··· EXTRACTO DE PÁGINA

Aseguran sus detractores que la Ley Celaá pretende cerrar las escuelas de educación especial donde son atendidos miles de niños con distintos grados de discapacidad, lo que obligará a derivar a estos niños a colegios ordinarios; que el Gobierno pretende que un profesor que carece de la formación necesaria atienda las necesidades de niños con discapacidades severas mientras da clase simultáneamente a otros treinta críos; y que ni estos podrán avanzar ni aquellos serán atendidos como necesitan. Y, por si fuera poco, y esto sí que es verdad, que no detalla cómo ni quién financiará esa adaptación de los centros.

······
··· FILAS PROPORCIONADAS

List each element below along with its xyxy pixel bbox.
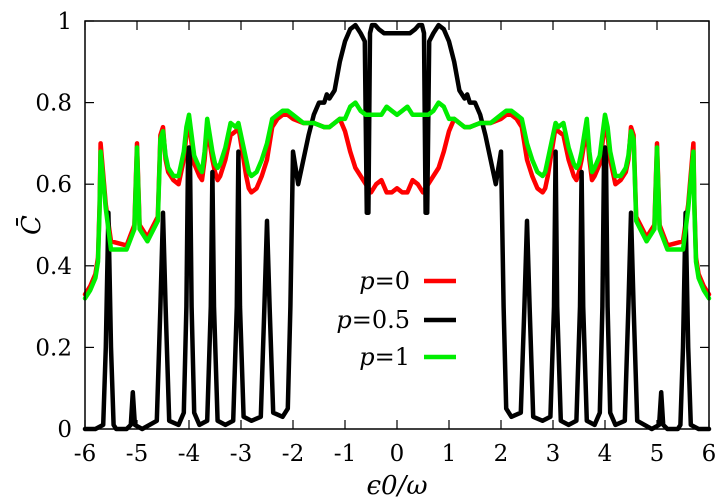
y-tick-label: 0 (57, 417, 72, 443)
x-tick-label: -2 (282, 441, 304, 467)
y-tick-label: 0.2 (35, 335, 72, 361)
x-tick-label: -5 (126, 441, 148, 467)
x-tick-label: 2 (494, 441, 509, 467)
x-tick-label: 6 (702, 441, 717, 467)
ticks-layer (84, 20, 710, 430)
legend: p=0 p=0.5 p=1 (336, 267, 456, 371)
x-tick-label: 4 (598, 441, 613, 467)
x-tick-label: -4 (178, 441, 200, 467)
x-tick-label: 0 (390, 441, 405, 467)
series-layer (82, 22, 712, 432)
y-axis-label: C̄̄ (15, 215, 47, 235)
y-tick-label: 1 (57, 9, 72, 35)
legend-label-p=1: p=1 (359, 343, 410, 371)
x-tick-label: -1 (334, 441, 356, 467)
legend-label-p=0.5: p=0.5 (336, 306, 410, 334)
series-line-p=0.5 (82, 22, 712, 432)
x-axis-label: ϵ0/ω (366, 471, 427, 501)
x-tick-label: 5 (650, 441, 665, 467)
x-tick-label: 1 (442, 441, 457, 467)
y-tick-label: 0.8 (35, 91, 72, 117)
x-tick-label: -3 (230, 441, 252, 467)
series-line-p=1 (82, 100, 712, 301)
legend-label-p=0: p=0 (359, 267, 410, 295)
y-tick-label: 0.6 (35, 172, 72, 198)
y-tick-label: 0.4 (35, 254, 72, 280)
y-tick-labels: 0 0.2 0.4 0.6 0.8 1 (35, 9, 72, 443)
x-tick-label: 3 (546, 441, 561, 467)
x-tick-label: -6 (74, 441, 96, 467)
x-tick-labels: -6 -5 -4 -3 -2 -1 0 1 2 3 4 5 6 (74, 441, 717, 467)
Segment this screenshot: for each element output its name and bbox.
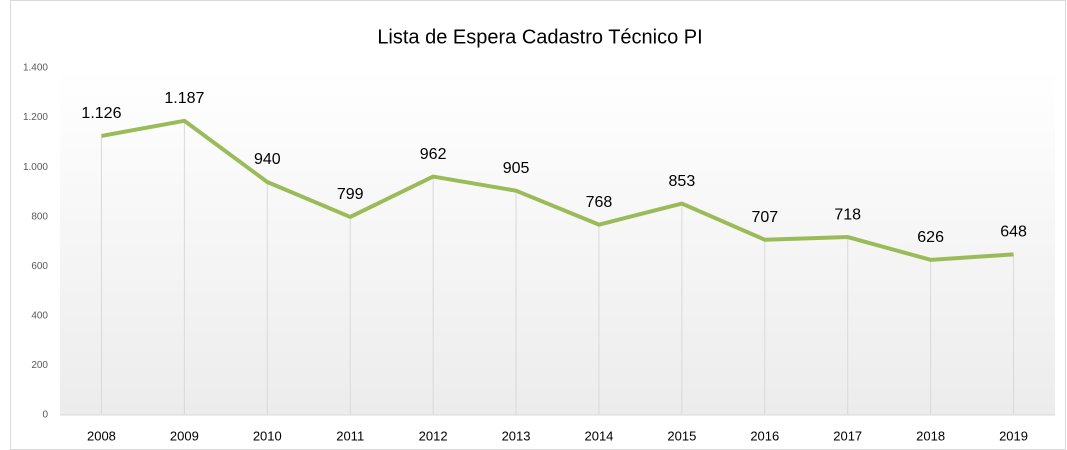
data-label: 648 bbox=[1000, 224, 1027, 241]
x-tick-label: 2011 bbox=[336, 428, 364, 443]
x-tick-label: 2009 bbox=[170, 428, 199, 443]
x-tick-label: 2015 bbox=[667, 428, 696, 443]
x-tick-label: 2008 bbox=[87, 428, 116, 443]
x-tick-label: 2010 bbox=[253, 428, 282, 443]
y-tick-label: 200 bbox=[31, 360, 48, 371]
data-label: 905 bbox=[503, 160, 530, 177]
data-label: 962 bbox=[420, 146, 447, 163]
data-line bbox=[101, 118, 1014, 262]
y-tick-label: 1.400 bbox=[23, 63, 48, 74]
data-label: 1.126 bbox=[81, 105, 121, 122]
x-tick-label: 2017 bbox=[833, 428, 862, 443]
x-tick-label: 2016 bbox=[750, 428, 779, 443]
y-tick-label: 800 bbox=[31, 211, 48, 222]
data-label: 626 bbox=[917, 229, 944, 246]
data-label: 768 bbox=[586, 194, 613, 211]
x-tick-label: 2019 bbox=[999, 428, 1028, 443]
y-tick-label: 600 bbox=[31, 261, 48, 272]
data-label: 940 bbox=[254, 151, 281, 168]
x-tick-label: 2014 bbox=[584, 428, 613, 443]
chart-title: Lista de Espera Cadastro Técnico PI bbox=[377, 26, 702, 48]
x-tick-label: 2012 bbox=[419, 428, 448, 443]
plot-area bbox=[60, 68, 1055, 415]
y-tick-label: 1.000 bbox=[23, 162, 48, 173]
y-tick-label: 0 bbox=[42, 410, 48, 421]
data-label: 1.187 bbox=[164, 90, 204, 107]
y-tick-label: 400 bbox=[31, 310, 48, 321]
data-label: 853 bbox=[669, 173, 696, 190]
x-tick-label: 2013 bbox=[502, 428, 531, 443]
x-tick-label: 2018 bbox=[916, 428, 945, 443]
data-label: 799 bbox=[337, 186, 364, 203]
data-label: 707 bbox=[751, 209, 778, 226]
data-label: 718 bbox=[834, 206, 861, 223]
y-tick-label: 1.200 bbox=[23, 112, 48, 123]
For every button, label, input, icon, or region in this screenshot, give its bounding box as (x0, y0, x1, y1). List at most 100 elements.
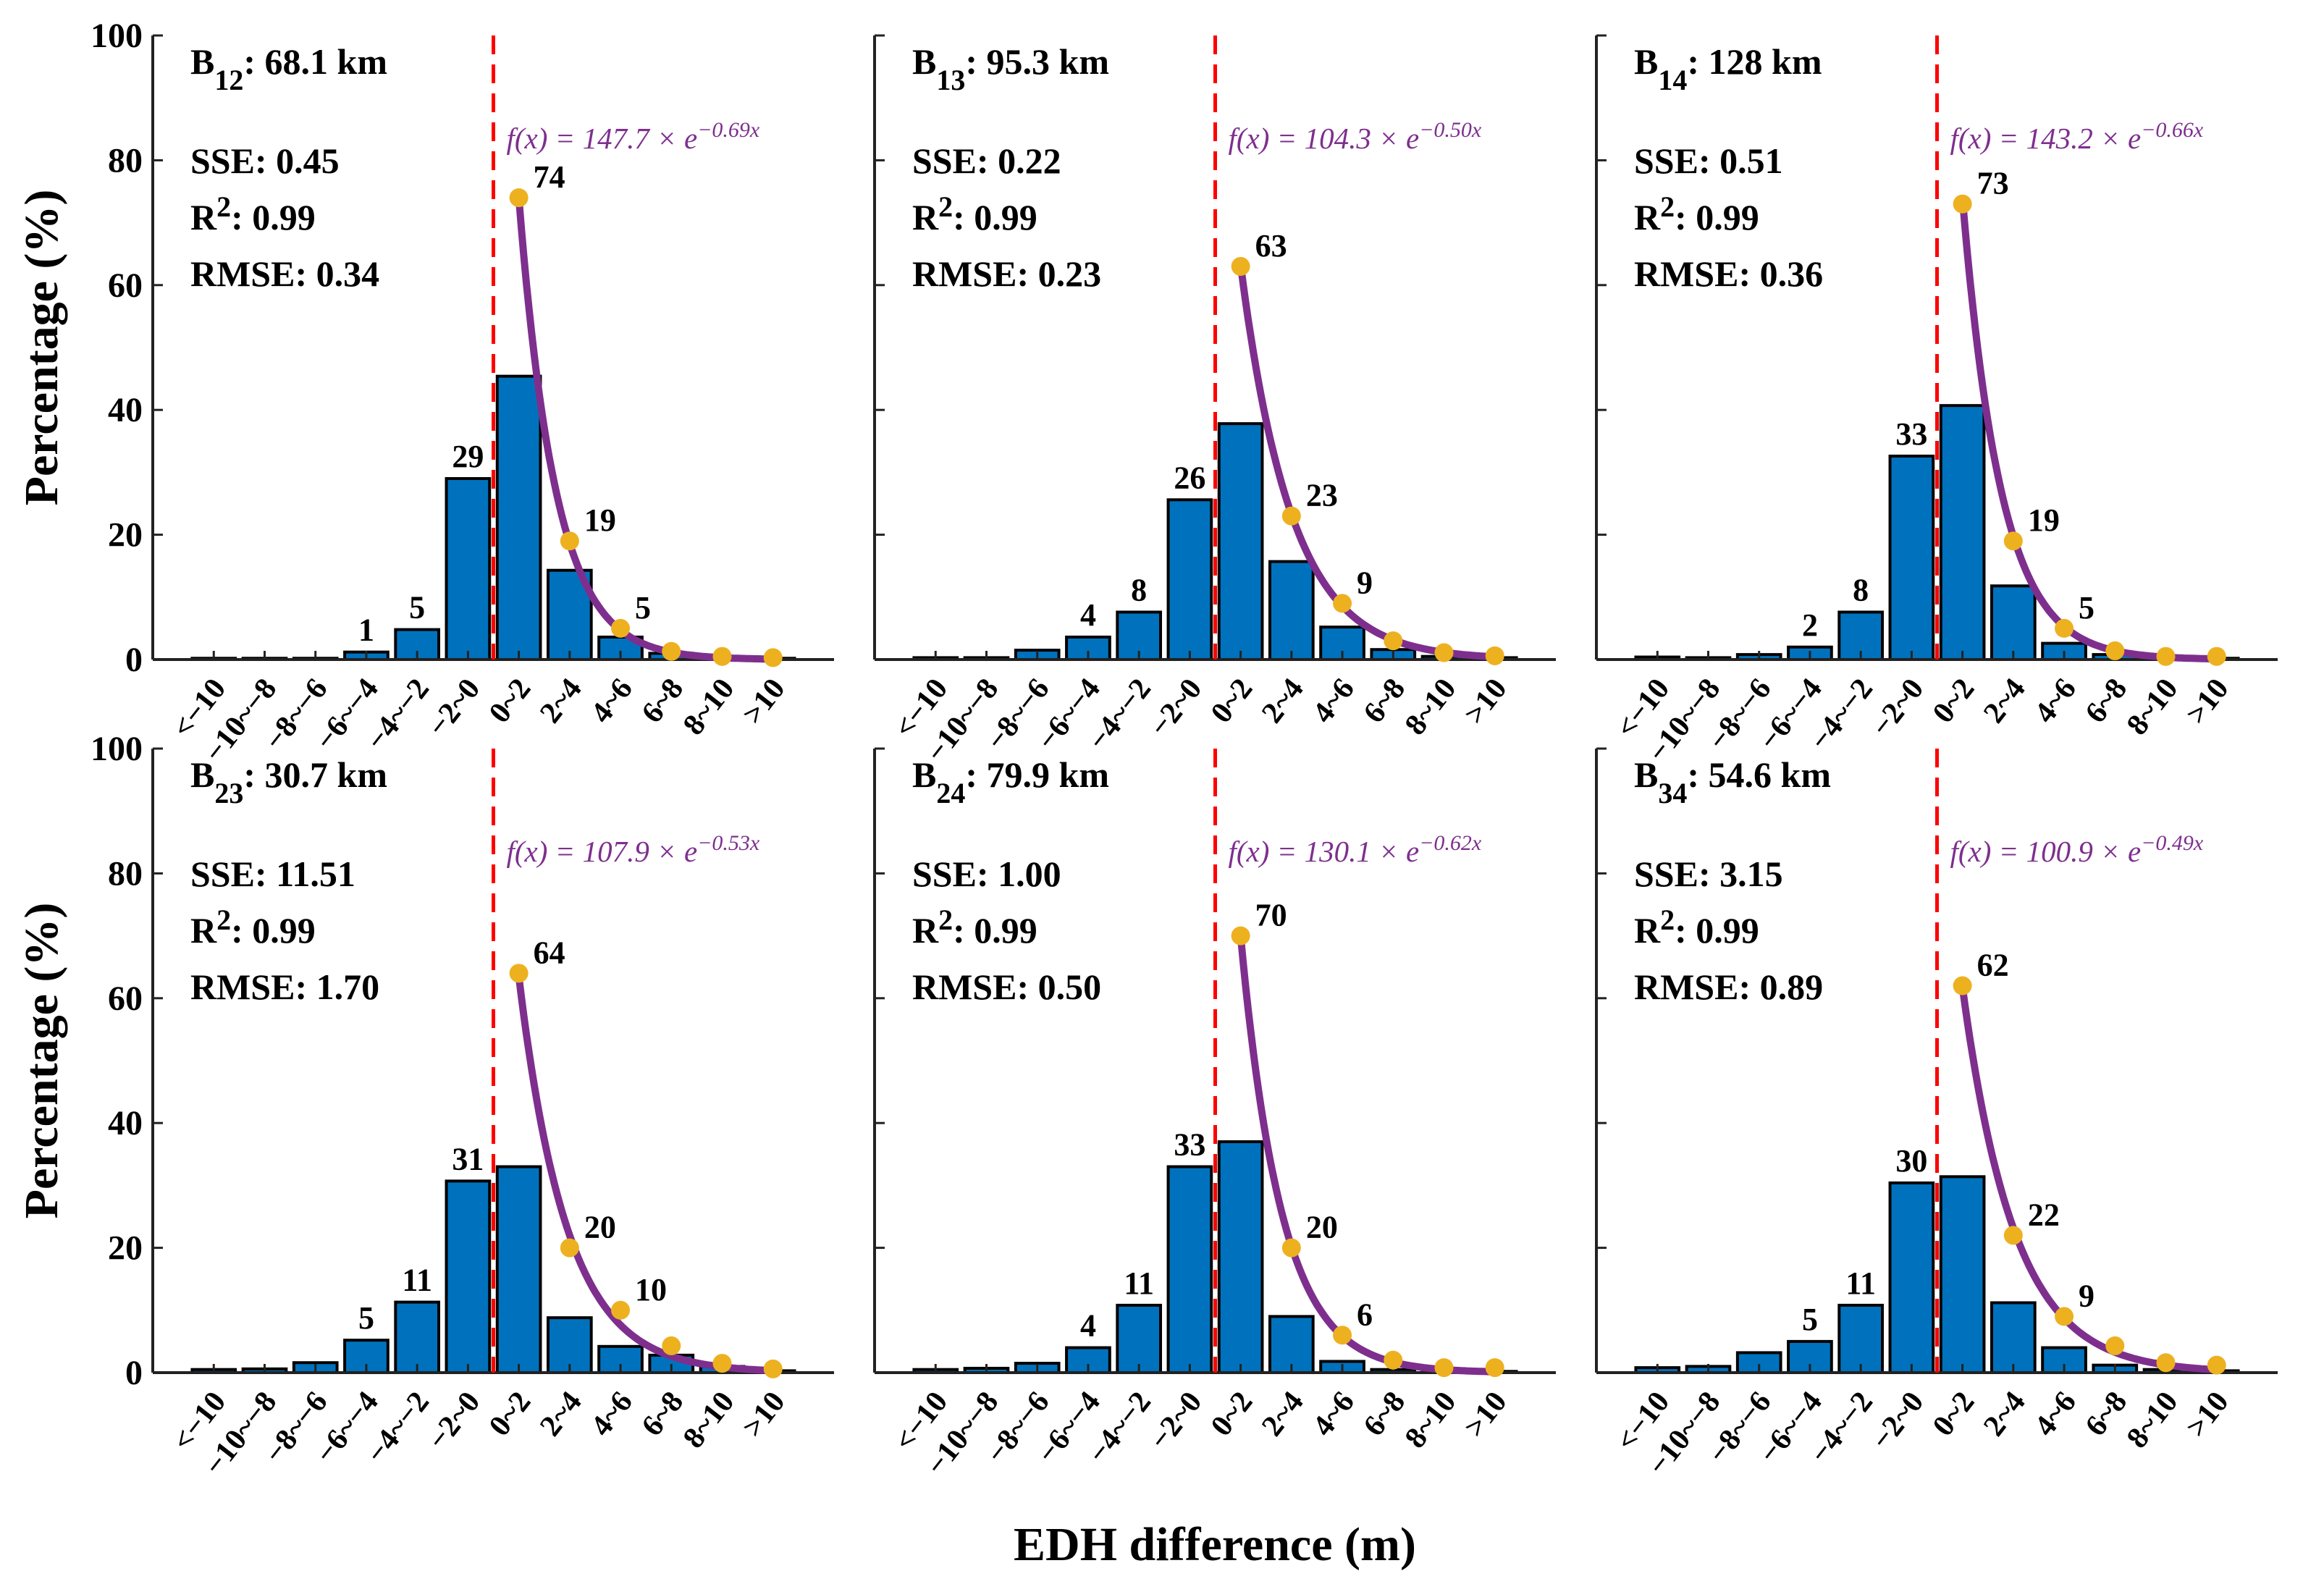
fit-point-3 (662, 1336, 681, 1355)
r2-label: R2: 0.99 (190, 904, 316, 951)
fit-equation: f(x) = 107.9 × e−0.53x (507, 831, 760, 868)
baseline-value: : 54.6 km (1687, 754, 1831, 795)
r2-value: : 0.99 (953, 910, 1037, 951)
baseline-value: : 79.9 km (965, 754, 1109, 795)
equation-exponent: −0.66x (2141, 118, 2204, 142)
r2-label: R2: 0.99 (912, 904, 1037, 951)
bar-value-label: 11 (1124, 1265, 1154, 1301)
y-tick-label: 100 (90, 730, 143, 768)
equation-body: f(x) = 147.7 × e (507, 122, 698, 155)
fit-point-1 (560, 531, 579, 551)
x-tick-label: 8~10 (1399, 1386, 1462, 1454)
y-tick-label: 0 (125, 1354, 143, 1392)
equation-exponent: −0.49x (2141, 831, 2204, 855)
fit-point-4 (1434, 643, 1454, 662)
y-tick-label: 80 (108, 854, 143, 893)
fit-point-1 (2003, 531, 2023, 551)
sse-label: SSE: 0.22 (912, 140, 1061, 181)
x-tick-label: 2~4 (534, 1386, 589, 1443)
sse-label: SSE: 3.15 (1634, 854, 1783, 894)
r2-value: : 0.99 (1675, 910, 1759, 951)
x-tick-label: 2~4 (1255, 1386, 1310, 1443)
fit-equation: f(x) = 147.7 × e−0.69x (507, 118, 760, 155)
x-tick-label: 8~10 (677, 673, 741, 741)
bar-5 (1166, 498, 1213, 661)
baseline-value: : 68.1 km (243, 41, 387, 82)
r2-prefix: R (912, 197, 939, 237)
baseline-label: B23: 30.7 km (190, 754, 387, 809)
x-tick-label: 0~2 (1927, 1386, 1982, 1443)
equation-body: f(x) = 143.2 × e (1950, 122, 2142, 155)
baseline-label: B13: 95.3 km (912, 41, 1109, 96)
r2-superscript: 2 (216, 190, 231, 223)
y-tick-label: 80 (108, 141, 143, 180)
x-tick-label: 8~10 (677, 1386, 741, 1454)
bar-5 (1888, 1181, 1935, 1375)
bar-value-label: 33 (1895, 416, 1927, 452)
fit-point-2 (2055, 1307, 2074, 1326)
x-tick-label: >10 (2180, 1386, 2236, 1444)
bar-value-label: 30 (1895, 1143, 1927, 1179)
sse-label: SSE: 0.51 (1634, 140, 1783, 181)
panel-12: 1529020406080100<−10−10~−8−8~−6−6~−4−4~−… (15, 17, 834, 769)
bar-5 (445, 1179, 492, 1374)
fit-point-0 (1953, 194, 1972, 214)
bar-6 (1939, 404, 1986, 662)
r2-value: : 0.99 (231, 910, 316, 951)
x-tick-label: −2~0 (1143, 1386, 1208, 1456)
x-tick-label: 8~10 (2121, 1386, 2184, 1454)
x-tick-label: 4~6 (584, 673, 639, 730)
fit-point-0 (509, 188, 529, 208)
fit-point-3 (2105, 641, 2125, 660)
fit-equation: f(x) = 104.3 × e−0.50x (1229, 118, 1482, 155)
x-tick-label: −2~0 (1865, 1386, 1930, 1456)
fit-point-0 (509, 964, 529, 983)
panel-13: 4826<−10−10~−8−8~−6−6~−4−4~−2−2~00~22~44… (873, 34, 1556, 769)
baseline-prefix: B (190, 41, 214, 82)
x-tick-label: 4~6 (2028, 1386, 2083, 1443)
x-tick-label: 2~4 (1977, 1386, 2032, 1443)
fit-point-3 (1384, 1350, 1403, 1370)
x-tick-label: 4~6 (2028, 673, 2083, 730)
fit-point-label: 22 (2028, 1197, 2060, 1232)
bar-value-label: 31 (452, 1141, 484, 1176)
y-tick-label: 20 (108, 516, 143, 555)
fit-point-label: 19 (584, 502, 616, 538)
fit-point-1 (1281, 1238, 1301, 1258)
bar-4 (1116, 1303, 1163, 1375)
x-tick-label: 4~6 (1306, 673, 1361, 730)
x-tick-label: >10 (2180, 673, 2236, 730)
rmse-label: RMSE: 0.23 (912, 253, 1101, 294)
r2-value: : 0.99 (231, 197, 316, 237)
fit-point-5 (1485, 646, 1504, 665)
fit-point-label: 64 (534, 935, 565, 970)
fit-point-label: 74 (534, 159, 565, 195)
fit-point-3 (2105, 1336, 2125, 1355)
rmse-label: RMSE: 0.50 (912, 966, 1101, 1007)
fit-point-3 (662, 641, 681, 661)
equation-body: f(x) = 100.9 × e (1950, 835, 2142, 868)
fit-point-label: 20 (1306, 1210, 1338, 1245)
r2-superscript: 2 (1660, 904, 1675, 936)
bar-6 (1939, 1175, 1986, 1375)
baseline-prefix: B (912, 41, 936, 82)
x-tick-label: 0~2 (1205, 673, 1260, 730)
fit-point-label: 10 (635, 1272, 667, 1307)
baseline-subscript: 24 (936, 777, 965, 809)
bar-6 (1217, 1140, 1264, 1375)
bar-value-label: 11 (402, 1263, 432, 1298)
bar-4 (394, 1300, 441, 1374)
baseline-prefix: B (1634, 41, 1658, 82)
bar-5 (1888, 454, 1935, 661)
x-tick-label: >10 (736, 1386, 792, 1444)
baseline-subscript: 34 (1658, 777, 1687, 809)
y-tick-label: 60 (108, 980, 143, 1018)
fit-point-2 (2055, 618, 2074, 638)
baseline-prefix: B (190, 754, 214, 795)
fit-point-label: 20 (584, 1210, 616, 1245)
rmse-label: RMSE: 0.36 (1634, 253, 1823, 294)
fit-point-4 (2156, 1353, 2176, 1373)
x-tick-label: 2~4 (1977, 673, 2032, 730)
fit-point-label: 70 (1255, 898, 1287, 933)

······

- **EJERCICIOS**:
[1] Responde según el texto sobre la Ley Celaá:
(a) ¿Qué escuelas pretende cerrar la ley, según sus detractores?
(b) ¿A cuántos críos más daría clase a la vez el profesor mencionado?
(c) ¿Qué no detalla la ley sobre la adaptación de los centros?
[2] Escribe la continuación del texto sobre la Ley Celaá a partir de su última oración.

- **RESPUESTAS**:
[1]
(a) Las escuelas de educación especial.
(b) A otros treinta.
(c) Cómo ni quién la financiará.

[2]
Pero la realidad es que esta medida está basada en un informe de la ONU que concluía que era necesaria la integración de los niños con necesidades educativas especiales, para que dejaran de ser enseñados en centros aislados y desprestigiados. Y no, desde luego que la nueva norma no acabará conduciendo a la desaparición de las escuelas especiales, sino que lo que se quiere es adaptar en el plazo de diez años las escuelas tradicionales para que puedan acoger a más niños con discapacidad y que asistan a los centros de educación especial tan solo aquellos escolares que no puedan ser atendidos en los centros ordinarios por necesitar una educación muy específica, dado el alcance de sus disfunciones.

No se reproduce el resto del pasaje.